What the task asks
The material below should be written out in full and exactly; pictures stay out of the copy.

── Supplied entries

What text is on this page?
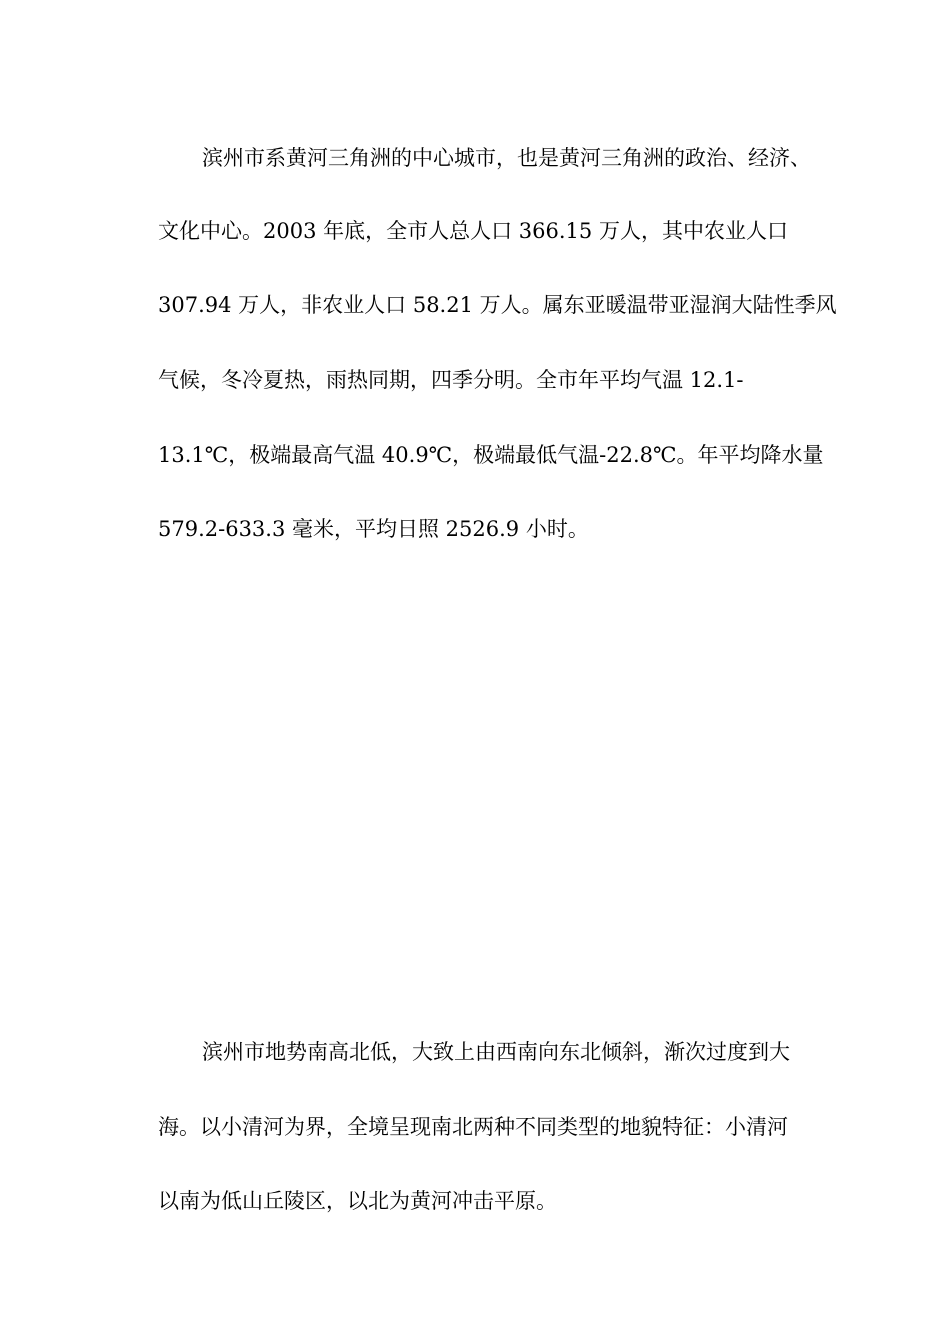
滨州市系黄河三角洲的中心城市，也是黄河三角洲的政治、经济、
文化中心。2003 年底，全市人总人口 366.15 万人，其中农业人口
307.94 万人，非农业人口 58.21 万人。属东亚暖温带亚湿润大陆性季风
气候，冬冷夏热，雨热同期，四季分明。全市年平均气温 12.1-
13.1℃，极端最高气温 40.9℃，极端最低气温-22.8℃。年平均降水量
579.2-633.3 毫米，平均日照 2526.9 小时。
滨州市地势南高北低，大致上由西南向东北倾斜，渐次过度到大
海。以小清河为界，全境呈现南北两种不同类型的地貌特征：小清河
以南为低山丘陵区，以北为黄河冲击平原。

────

Answer to the exercise
What text is on this page?
滨州市系黄河三角洲的中心城市，也是黄河三角洲的政治、经济、
文化中心。2003 年底，全市人总人口 366.15 万人，其中农业人口
307.94 万人，非农业人口 58.21 万人。属东亚暖温带亚湿润大陆性季风
气候，冬冷夏热，雨热同期，四季分明。全市年平均气温 12.1-
13.1℃，极端最高气温 40.9℃，极端最低气温-22.8℃。年平均降水量
579.2-633.3 毫米，平均日照 2526.9 小时。
滨州市地势南高北低，大致上由西南向东北倾斜，渐次过度到大
海。以小清河为界，全境呈现南北两种不同类型的地貌特征：小清河
以南为低山丘陵区，以北为黄河冲击平原。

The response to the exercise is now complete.